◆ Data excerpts
* * * * * * * * *
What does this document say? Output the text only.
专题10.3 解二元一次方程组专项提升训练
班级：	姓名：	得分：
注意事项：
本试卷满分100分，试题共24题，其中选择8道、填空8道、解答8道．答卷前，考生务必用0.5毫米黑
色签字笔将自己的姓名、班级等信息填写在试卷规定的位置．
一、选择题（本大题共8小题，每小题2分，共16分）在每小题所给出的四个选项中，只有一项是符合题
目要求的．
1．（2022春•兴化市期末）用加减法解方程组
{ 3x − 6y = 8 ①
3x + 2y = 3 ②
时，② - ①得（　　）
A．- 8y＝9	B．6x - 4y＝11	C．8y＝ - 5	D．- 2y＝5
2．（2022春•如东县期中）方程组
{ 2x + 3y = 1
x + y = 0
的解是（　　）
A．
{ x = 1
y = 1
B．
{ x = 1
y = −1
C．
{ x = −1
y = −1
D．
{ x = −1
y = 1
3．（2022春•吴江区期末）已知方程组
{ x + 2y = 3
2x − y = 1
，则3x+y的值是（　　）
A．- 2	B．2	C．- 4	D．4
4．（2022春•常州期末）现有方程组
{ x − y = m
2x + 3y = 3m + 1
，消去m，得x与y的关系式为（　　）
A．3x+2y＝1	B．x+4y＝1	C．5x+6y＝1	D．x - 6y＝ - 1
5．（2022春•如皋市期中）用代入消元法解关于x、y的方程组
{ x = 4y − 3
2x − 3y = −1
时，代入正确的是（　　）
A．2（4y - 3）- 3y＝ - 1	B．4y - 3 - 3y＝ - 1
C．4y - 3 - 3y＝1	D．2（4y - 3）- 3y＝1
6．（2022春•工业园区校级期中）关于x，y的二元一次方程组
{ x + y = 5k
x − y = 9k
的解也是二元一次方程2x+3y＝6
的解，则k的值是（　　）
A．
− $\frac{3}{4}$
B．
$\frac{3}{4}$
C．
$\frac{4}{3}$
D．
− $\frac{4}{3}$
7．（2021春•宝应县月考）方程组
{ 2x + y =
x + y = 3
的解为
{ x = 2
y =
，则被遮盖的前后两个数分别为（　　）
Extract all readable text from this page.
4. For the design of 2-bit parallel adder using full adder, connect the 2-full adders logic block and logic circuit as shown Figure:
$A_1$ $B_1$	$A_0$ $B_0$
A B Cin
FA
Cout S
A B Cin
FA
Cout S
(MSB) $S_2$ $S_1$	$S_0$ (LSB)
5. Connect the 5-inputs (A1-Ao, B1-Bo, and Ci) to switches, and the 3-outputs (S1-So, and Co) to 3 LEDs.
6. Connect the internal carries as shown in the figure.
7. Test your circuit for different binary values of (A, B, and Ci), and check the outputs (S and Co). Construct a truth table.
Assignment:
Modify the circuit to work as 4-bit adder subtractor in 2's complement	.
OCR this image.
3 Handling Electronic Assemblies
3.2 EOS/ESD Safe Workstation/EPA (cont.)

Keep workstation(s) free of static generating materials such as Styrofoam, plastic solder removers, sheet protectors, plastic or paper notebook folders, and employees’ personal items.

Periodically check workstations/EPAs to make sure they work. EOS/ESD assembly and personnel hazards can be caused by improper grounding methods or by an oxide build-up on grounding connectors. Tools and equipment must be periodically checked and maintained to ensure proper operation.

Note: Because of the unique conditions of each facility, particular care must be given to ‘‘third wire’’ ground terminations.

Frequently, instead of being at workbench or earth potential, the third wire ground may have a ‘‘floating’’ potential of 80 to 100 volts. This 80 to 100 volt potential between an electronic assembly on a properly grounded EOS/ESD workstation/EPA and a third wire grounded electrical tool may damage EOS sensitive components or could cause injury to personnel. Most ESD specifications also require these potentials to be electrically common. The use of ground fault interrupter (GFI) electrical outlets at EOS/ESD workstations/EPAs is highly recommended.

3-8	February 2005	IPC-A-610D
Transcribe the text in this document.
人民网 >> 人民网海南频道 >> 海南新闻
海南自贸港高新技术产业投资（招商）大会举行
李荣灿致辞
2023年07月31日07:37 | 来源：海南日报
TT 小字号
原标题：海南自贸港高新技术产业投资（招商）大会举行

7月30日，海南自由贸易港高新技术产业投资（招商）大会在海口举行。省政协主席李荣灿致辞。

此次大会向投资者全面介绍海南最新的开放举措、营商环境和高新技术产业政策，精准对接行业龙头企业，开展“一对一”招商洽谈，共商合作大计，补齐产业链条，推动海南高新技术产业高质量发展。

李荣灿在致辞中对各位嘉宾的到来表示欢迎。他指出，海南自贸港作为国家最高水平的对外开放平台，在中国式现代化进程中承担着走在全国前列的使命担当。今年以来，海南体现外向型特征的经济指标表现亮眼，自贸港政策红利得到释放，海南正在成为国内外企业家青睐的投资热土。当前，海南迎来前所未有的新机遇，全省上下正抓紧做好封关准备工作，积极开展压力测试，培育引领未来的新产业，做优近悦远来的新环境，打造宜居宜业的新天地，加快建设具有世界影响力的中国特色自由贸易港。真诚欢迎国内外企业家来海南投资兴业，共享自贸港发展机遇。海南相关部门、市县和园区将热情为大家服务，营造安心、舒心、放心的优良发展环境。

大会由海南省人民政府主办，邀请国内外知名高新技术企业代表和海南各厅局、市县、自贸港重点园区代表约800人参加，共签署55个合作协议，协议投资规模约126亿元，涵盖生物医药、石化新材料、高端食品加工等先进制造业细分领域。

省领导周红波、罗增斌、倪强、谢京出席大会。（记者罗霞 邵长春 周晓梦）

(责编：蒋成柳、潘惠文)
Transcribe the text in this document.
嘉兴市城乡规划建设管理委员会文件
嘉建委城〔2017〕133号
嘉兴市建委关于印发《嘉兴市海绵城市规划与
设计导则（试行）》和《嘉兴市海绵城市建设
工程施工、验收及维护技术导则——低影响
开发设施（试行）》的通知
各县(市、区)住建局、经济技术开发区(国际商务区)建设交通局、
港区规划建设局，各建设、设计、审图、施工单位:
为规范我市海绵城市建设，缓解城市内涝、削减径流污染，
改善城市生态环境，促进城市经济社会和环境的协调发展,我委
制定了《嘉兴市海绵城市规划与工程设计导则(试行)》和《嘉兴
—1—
* * * * * * * * *
◆ Exercise description
Repeat the records above exactly, leaving none out.

◆ Response to the task
What does this document say? Output the text only.
专题10.3 解二元一次方程组专项提升训练
班级：	姓名：	得分：
注意事项：
本试卷满分100分，试题共24题，其中选择8道、填空8道、解答8道．答卷前，考生务必用0.5毫米黑
色签字笔将自己的姓名、班级等信息填写在试卷规定的位置．
一、选择题（本大题共8小题，每小题2分，共16分）在每小题所给出的四个选项中，只有一项是符合题
目要求的．
1．（2022春•兴化市期末）用加减法解方程组
{ 3x − 6y = 8 ①
3x + 2y = 3 ②
时，② - ①得（　　）
A．- 8y＝9	B．6x - 4y＝11	C．8y＝ - 5	D．- 2y＝5
2．（2022春•如东县期中）方程组
{ 2x + 3y = 1
x + y = 0
的解是（　　）
A．
{ x = 1
y = 1
B．
{ x = 1
y = −1
C．
{ x = −1
y = −1
D．
{ x = −1
y = 1
3．（2022春•吴江区期末）已知方程组
{ x + 2y = 3
2x − y = 1
，则3x+y的值是（　　）
A．- 2	B．2	C．- 4	D．4
4．（2022春•常州期末）现有方程组
{ x − y = m
2x + 3y = 3m + 1
，消去m，得x与y的关系式为（　　）
A．3x+2y＝1	B．x+4y＝1	C．5x+6y＝1	D．x - 6y＝ - 1
5．（2022春•如皋市期中）用代入消元法解关于x、y的方程组
{ x = 4y − 3
2x − 3y = −1
时，代入正确的是（　　）
A．2（4y - 3）- 3y＝ - 1	B．4y - 3 - 3y＝ - 1
C．4y - 3 - 3y＝1	D．2（4y - 3）- 3y＝1
6．（2022春•工业园区校级期中）关于x，y的二元一次方程组
{ x + y = 5k
x − y = 9k
的解也是二元一次方程2x+3y＝6
的解，则k的值是（　　）
A．
− $\frac{3}{4}$
B．
$\frac{3}{4}$
C．
$\frac{4}{3}$
D．
− $\frac{4}{3}$
7．（2021春•宝应县月考）方程组
{ 2x + y =
x + y = 3
的解为
{ x = 2
y =
，则被遮盖的前后两个数分别为（　　）
Extract all readable text from this page.
4. For the design of 2-bit parallel adder using full adder, connect the 2-full adders logic block and logic circuit as shown Figure:
$A_1$ $B_1$	$A_0$ $B_0$
A B Cin
FA
Cout S
A B Cin
FA
Cout S
(MSB) $S_2$ $S_1$	$S_0$ (LSB)
5. Connect the 5-inputs (A1-Ao, B1-Bo, and Ci) to switches, and the 3-outputs (S1-So, and Co) to 3 LEDs.
6. Connect the internal carries as shown in the figure.
7. Test your circuit for different binary values of (A, B, and Ci), and check the outputs (S and Co). Construct a truth table.
Assignment:
Modify the circuit to work as 4-bit adder subtractor in 2's complement	.
OCR this image.
3 Handling Electronic Assemblies
3.2 EOS/ESD Safe Workstation/EPA (cont.)

Keep workstation(s) free of static generating materials such as Styrofoam, plastic solder removers, sheet protectors, plastic or paper notebook folders, and employees’ personal items.

Periodically check workstations/EPAs to make sure they work. EOS/ESD assembly and personnel hazards can be caused by improper grounding methods or by an oxide build-up on grounding connectors. Tools and equipment must be periodically checked and maintained to ensure proper operation.

Note: Because of the unique conditions of each facility, particular care must be given to ‘‘third wire’’ ground terminations.

Frequently, instead of being at workbench or earth potential, the third wire ground may have a ‘‘floating’’ potential of 80 to 100 volts. This 80 to 100 volt potential between an electronic assembly on a properly grounded EOS/ESD workstation/EPA and a third wire grounded electrical tool may damage EOS sensitive components or could cause injury to personnel. Most ESD specifications also require these potentials to be electrically common. The use of ground fault interrupter (GFI) electrical outlets at EOS/ESD workstations/EPAs is highly recommended.

3-8	February 2005	IPC-A-610D
Transcribe the text in this document.
人民网 >> 人民网海南频道 >> 海南新闻
海南自贸港高新技术产业投资（招商）大会举行
李荣灿致辞
2023年07月31日07:37 | 来源：海南日报
TT 小字号
原标题：海南自贸港高新技术产业投资（招商）大会举行

7月30日，海南自由贸易港高新技术产业投资（招商）大会在海口举行。省政协主席李荣灿致辞。

此次大会向投资者全面介绍海南最新的开放举措、营商环境和高新技术产业政策，精准对接行业龙头企业，开展“一对一”招商洽谈，共商合作大计，补齐产业链条，推动海南高新技术产业高质量发展。

李荣灿在致辞中对各位嘉宾的到来表示欢迎。他指出，海南自贸港作为国家最高水平的对外开放平台，在中国式现代化进程中承担着走在全国前列的使命担当。今年以来，海南体现外向型特征的经济指标表现亮眼，自贸港政策红利得到释放，海南正在成为国内外企业家青睐的投资热土。当前，海南迎来前所未有的新机遇，全省上下正抓紧做好封关准备工作，积极开展压力测试，培育引领未来的新产业，做优近悦远来的新环境，打造宜居宜业的新天地，加快建设具有世界影响力的中国特色自由贸易港。真诚欢迎国内外企业家来海南投资兴业，共享自贸港发展机遇。海南相关部门、市县和园区将热情为大家服务，营造安心、舒心、放心的优良发展环境。

大会由海南省人民政府主办，邀请国内外知名高新技术企业代表和海南各厅局、市县、自贸港重点园区代表约800人参加，共签署55个合作协议，协议投资规模约126亿元，涵盖生物医药、石化新材料、高端食品加工等先进制造业细分领域。

省领导周红波、罗增斌、倪强、谢京出席大会。（记者罗霞 邵长春 周晓梦）

(责编：蒋成柳、潘惠文)
Transcribe the text in this document.
嘉兴市城乡规划建设管理委员会文件
嘉建委城〔2017〕133号
嘉兴市建委关于印发《嘉兴市海绵城市规划与
设计导则（试行）》和《嘉兴市海绵城市建设
工程施工、验收及维护技术导则——低影响
开发设施（试行）》的通知
各县(市、区)住建局、经济技术开发区(国际商务区)建设交通局、
港区规划建设局，各建设、设计、审图、施工单位:
为规范我市海绵城市建设，缓解城市内涝、削减径流污染，
改善城市生态环境，促进城市经济社会和环境的协调发展,我委
制定了《嘉兴市海绵城市规划与工程设计导则(试行)》和《嘉兴
—1—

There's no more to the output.